## [Exercise requirements]
Omit the pictures and return every entry exactly as written.

———

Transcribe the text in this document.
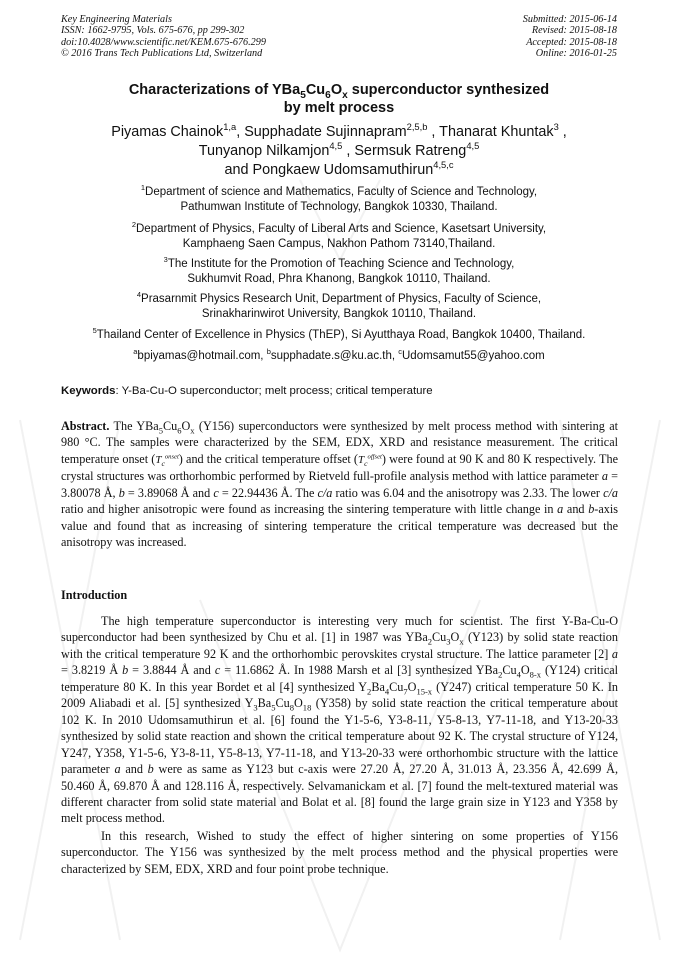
Key Engineering Materials
ISSN: 1662-9795, Vols. 675-676, pp 299-302
doi:10.4028/www.scientific.net/KEM.675-676.299
© 2016 Trans Tech Publications Ltd, Switzerland
Submitted: 2015-06-14
Revised: 2015-08-18
Accepted: 2015-08-18
Online: 2016-01-25
Characterizations of $YBa_5Cu_6O_x$ superconductor synthesized
by melt process
Piyamas Chainok$^{1,a}$, Supphadate Sujinnapram$^{2,5,b}$ , Thanarat Khuntak$^3$ ,
Tunyanop Nilkamjon$^{4,5}$ , Sermsuk Ratreng$^{4,5}$
and Pongkaew Udomsamuthirun$^{4,5,c}$
$^1$Department of science and Mathematics, Faculty of Science and Technology,
Pathumwan Institute of Technology, Bangkok 10330, Thailand.
$^2$Department of Physics, Faculty of Liberal Arts and Science, Kasetsart University,
Kamphaeng Saen Campus, Nakhon Pathom 73140,Thailand.
$^3$The Institute for the Promotion of Teaching Science and Technology,
Sukhumvit Road, Phra Khanong, Bangkok 10110, Thailand.
$^4$Prasarnmit Physics Research Unit, Department of Physics, Faculty of Science,
Srinakharinwirot University, Bangkok 10110, Thailand.
$^5$Thailand Center of Excellence in Physics (ThEP), Si Ayutthaya Road, Bangkok 10400, Thailand.
$^a$bpiyamas@hotmail.com, $^b$supphadate.s@ku.ac.th, $^c$Udomsamut55@yahoo.com
Keywords: Y-Ba-Cu-O superconductor; melt process; critical temperature
Abstract. The $YBa_5Cu_6O_x$ (Y156) superconductors were synthesized by melt process method with sintering at 980 °C. The samples were characterized by the SEM, EDX, XRD and resistance measurement. The critical temperature onset $(T_c^{onset})$ and the critical temperature offset $(T_c^{offset})$ were found at 90 K and 80 K respectively. The crystal structures was orthorhombic performed by Rietveld full-profile analysis method with lattice parameter a = 3.80078 Å, b = 3.89068 Å and c = 22.94436 Å. The c/a ratio was 6.04 and the anisotropy was 2.33. The lower c/a ratio and higher anisotropic were found as increasing the sintering temperature with little change in a and b-axis value and found that as increasing of sintering temperature the critical temperature was decreased but the anisotropy was increased.
Introduction
The high temperature superconductor is interesting very much for scientist. The first Y-Ba-Cu-O superconductor had been synthesized by Chu et al. [1] in 1987 was $YBa_2Cu_3O_x$ (Y123) by solid state reaction with the critical temperature 92 K and the orthorhombic perovskites crystal structure. The lattice parameter [2] a = 3.8219 Å b = 3.8844 Å and c = 11.6862 Å. In 1988 Marsh et al [3] synthesized $YBa_2Cu_4O_{8-x}$ (Y124) critical temperature 80 K. In this year Bordet et al [4] synthesized $Y_2Ba_4Cu_7O_{15-x}$ (Y247) critical temperature 50 K. In 2009 Aliabadi et al. [5] synthesized $Y_3Ba_5Cu_8O_{18}$ (Y358) by solid state reaction the critical temperature about 102 K. In 2010 Udomsamuthirun et al. [6] found the Y1-5-6, Y3-8-11, Y5-8-13, Y7-11-18, and Y13-20-33 synthesized by solid state reaction and shown the critical temperature about 92 K. The crystal structure of Y124, Y247, Y358, Y1-5-6, Y3-8-11, Y5-8-13, Y7-11-18, and Y13-20-33 were orthorhombic structure with the lattice parameter a and b were as same as Y123 but c-axis were 27.20 Å, 27.20 Å, 31.013 Å, 23.356 Å, 42.699 Å, 50.460 Å, 69.870 Å and 128.116 Å, respectively. Selvamanickam et al. [7] found the melt-textured material was different character from solid state material and Bolat et al. [8] found the large grain size in Y123 and Y358 by melt process method.
In this research, Wished to study the effect of higher sintering on some properties of Y156 superconductor. The Y156 was synthesized by the melt process method and the physical properties were characterized by SEM, EDX, XRD and four point probe technique.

———

## [Answer to this problem]
Transcribe the text in this document.
Key Engineering Materials
ISSN: 1662-9795, Vols. 675-676, pp 299-302
doi:10.4028/www.scientific.net/KEM.675-676.299
© 2016 Trans Tech Publications Ltd, Switzerland
Submitted: 2015-06-14
Revised: 2015-08-18
Accepted: 2015-08-18
Online: 2016-01-25
Characterizations of $YBa_5Cu_6O_x$ superconductor synthesized
by melt process
Piyamas Chainok$^{1,a}$, Supphadate Sujinnapram$^{2,5,b}$ , Thanarat Khuntak$^3$ ,
Tunyanop Nilkamjon$^{4,5}$ , Sermsuk Ratreng$^{4,5}$
and Pongkaew Udomsamuthirun$^{4,5,c}$
$^1$Department of science and Mathematics, Faculty of Science and Technology,
Pathumwan Institute of Technology, Bangkok 10330, Thailand.
$^2$Department of Physics, Faculty of Liberal Arts and Science, Kasetsart University,
Kamphaeng Saen Campus, Nakhon Pathom 73140,Thailand.
$^3$The Institute for the Promotion of Teaching Science and Technology,
Sukhumvit Road, Phra Khanong, Bangkok 10110, Thailand.
$^4$Prasarnmit Physics Research Unit, Department of Physics, Faculty of Science,
Srinakharinwirot University, Bangkok 10110, Thailand.
$^5$Thailand Center of Excellence in Physics (ThEP), Si Ayutthaya Road, Bangkok 10400, Thailand.
$^a$bpiyamas@hotmail.com, $^b$supphadate.s@ku.ac.th, $^c$Udomsamut55@yahoo.com
Keywords: Y-Ba-Cu-O superconductor; melt process; critical temperature
Abstract. The $YBa_5Cu_6O_x$ (Y156) superconductors were synthesized by melt process method with sintering at 980 °C. The samples were characterized by the SEM, EDX, XRD and resistance measurement. The critical temperature onset $(T_c^{onset})$ and the critical temperature offset $(T_c^{offset})$ were found at 90 K and 80 K respectively. The crystal structures was orthorhombic performed by Rietveld full-profile analysis method with lattice parameter a = 3.80078 Å, b = 3.89068 Å and c = 22.94436 Å. The c/a ratio was 6.04 and the anisotropy was 2.33. The lower c/a ratio and higher anisotropic were found as increasing the sintering temperature with little change in a and b-axis value and found that as increasing of sintering temperature the critical temperature was decreased but the anisotropy was increased.
Introduction
The high temperature superconductor is interesting very much for scientist. The first Y-Ba-Cu-O superconductor had been synthesized by Chu et al. [1] in 1987 was $YBa_2Cu_3O_x$ (Y123) by solid state reaction with the critical temperature 92 K and the orthorhombic perovskites crystal structure. The lattice parameter [2] a = 3.8219 Å b = 3.8844 Å and c = 11.6862 Å. In 1988 Marsh et al [3] synthesized $YBa_2Cu_4O_{8-x}$ (Y124) critical temperature 80 K. In this year Bordet et al [4] synthesized $Y_2Ba_4Cu_7O_{15-x}$ (Y247) critical temperature 50 K. In 2009 Aliabadi et al. [5] synthesized $Y_3Ba_5Cu_8O_{18}$ (Y358) by solid state reaction the critical temperature about 102 K. In 2010 Udomsamuthirun et al. [6] found the Y1-5-6, Y3-8-11, Y5-8-13, Y7-11-18, and Y13-20-33 synthesized by solid state reaction and shown the critical temperature about 92 K. The crystal structure of Y124, Y247, Y358, Y1-5-6, Y3-8-11, Y5-8-13, Y7-11-18, and Y13-20-33 were orthorhombic structure with the lattice parameter a and b were as same as Y123 but c-axis were 27.20 Å, 27.20 Å, 31.013 Å, 23.356 Å, 42.699 Å, 50.460 Å, 69.870 Å and 128.116 Å, respectively. Selvamanickam et al. [7] found the melt-textured material was different character from solid state material and Bolat et al. [8] found the large grain size in Y123 and Y358 by melt process method.
In this research, Wished to study the effect of higher sintering on some properties of Y156 superconductor. The Y156 was synthesized by the melt process method and the physical properties were characterized by SEM, EDX, XRD and four point probe technique.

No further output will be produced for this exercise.